**REQUEST:** Without changing a character, return the entries, but not the images they hold.
— start DATA ENTRIES —
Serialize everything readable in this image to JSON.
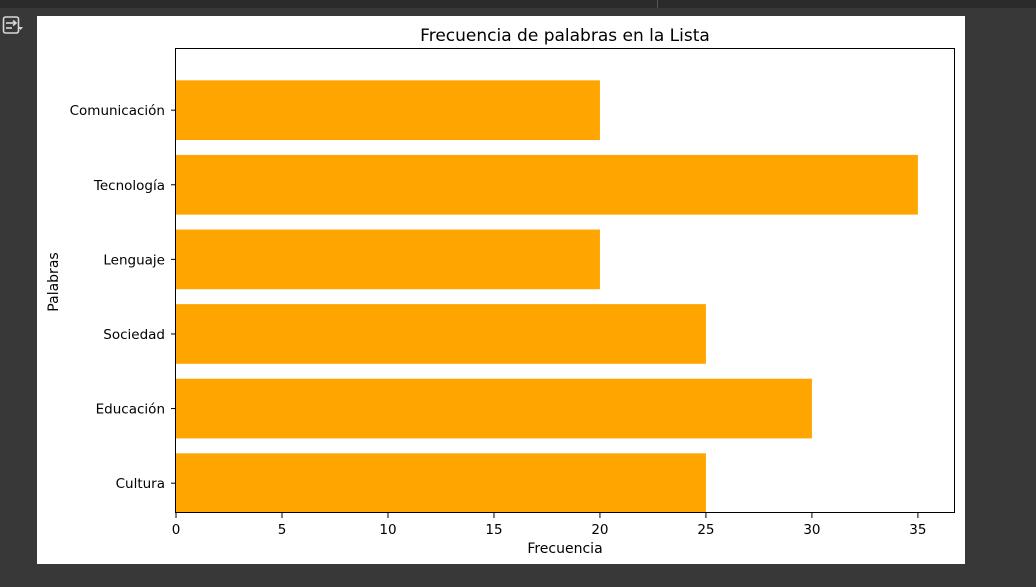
{
  "toolbar": {
    "output_icon": "output-toggle-icon"
  },
  "colors": {
    "bar": "#FFA500",
    "axes": "#000000",
    "background": "#FFFFFF"
  },
  "chart_data": {
    "type": "bar",
    "orientation": "horizontal",
    "title": "Frecuencia de palabras en la Lista",
    "xlabel": "Frecuencia",
    "ylabel": "Palabras",
    "categories": [
      "Cultura",
      "Educación",
      "Sociedad",
      "Lenguaje",
      "Tecnología",
      "Comunicación"
    ],
    "values": [
      25,
      30,
      25,
      20,
      35,
      20
    ],
    "xlim": [
      0,
      36.75
    ],
    "xticks": [
      0,
      5,
      10,
      15,
      20,
      25,
      30,
      35
    ],
    "grid": false,
    "legend": "none"
  }
}
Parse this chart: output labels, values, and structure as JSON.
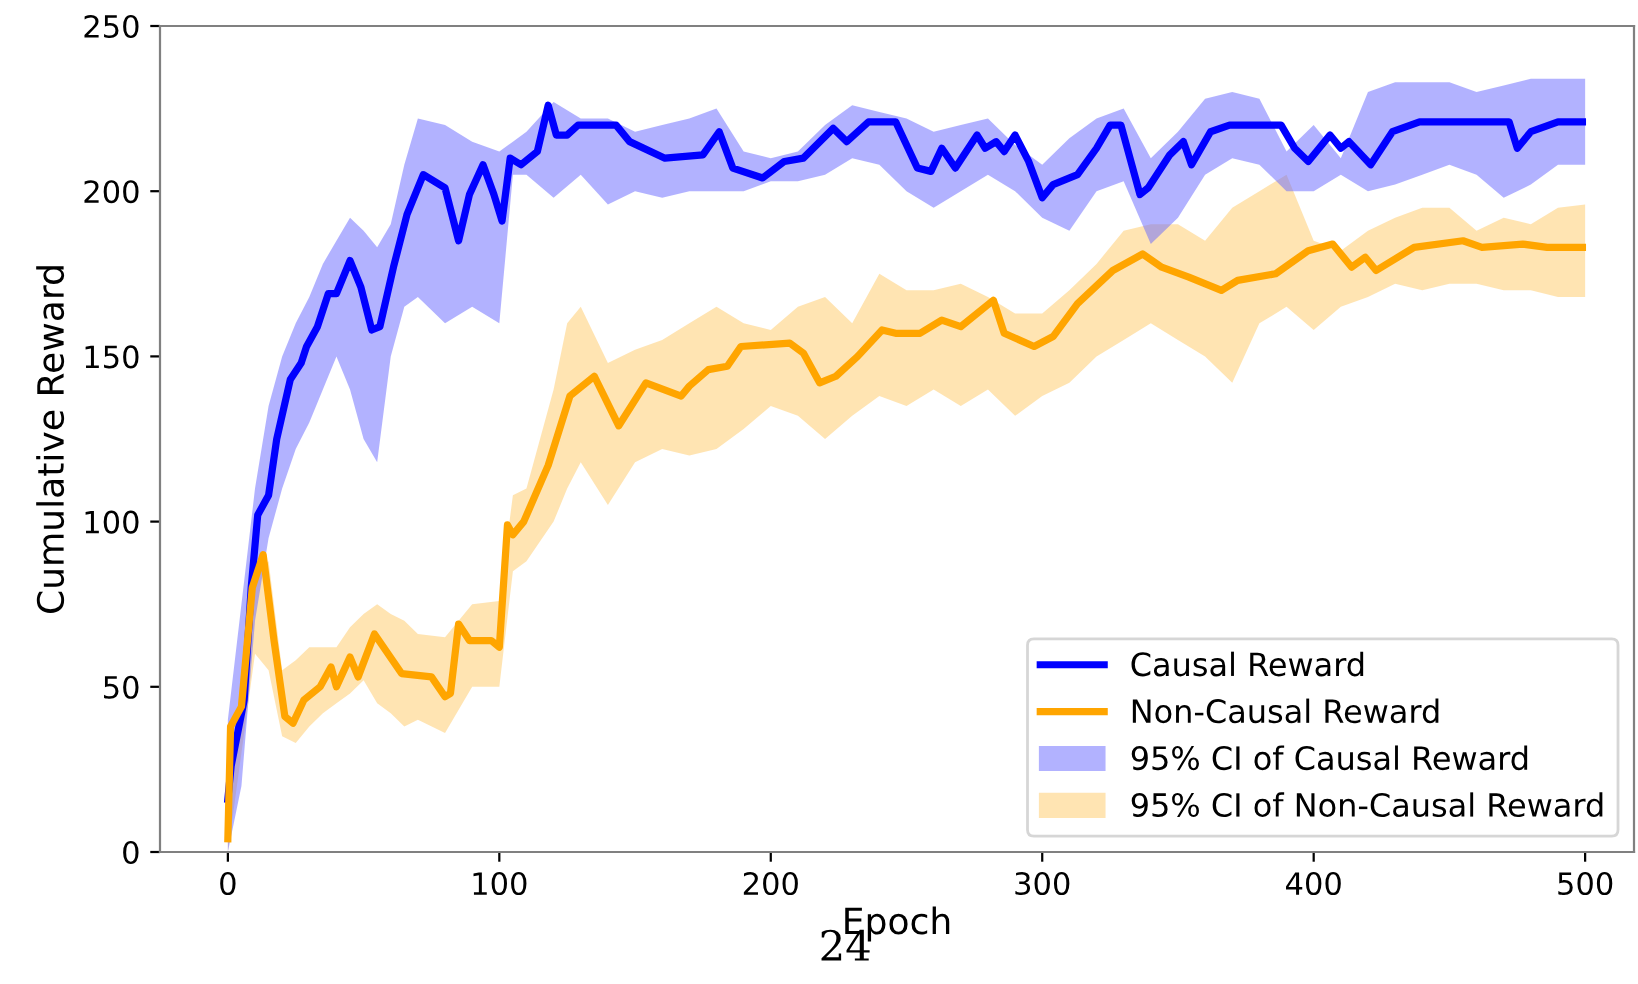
— end DATA ENTRIES —
**PROBLEM SOLUTION:**
Serialize everything readable in this image to JSON.
{
  "toolbar": {
    "output_icon": "output-toggle-icon"
  },
  "colors": {
    "bar": "#FFA500",
    "axes": "#000000",
    "background": "#FFFFFF"
  },
  "chart_data": {
    "type": "bar",
    "orientation": "horizontal",
    "title": "Frecuencia de palabras en la Lista",
    "xlabel": "Frecuencia",
    "ylabel": "Palabras",
    "categories": [
      "Cultura",
      "Educación",
      "Sociedad",
      "Lenguaje",
      "Tecnología",
      "Comunicación"
    ],
    "values": [
      25,
      30,
      25,
      20,
      35,
      20
    ],
    "xlim": [
      0,
      36.75
    ],
    "xticks": [
      0,
      5,
      10,
      15,
      20,
      25,
      30,
      35
    ],
    "grid": false,
    "legend": "none"
  }
}
Parse this chart: output labels, values, and structure as JSON.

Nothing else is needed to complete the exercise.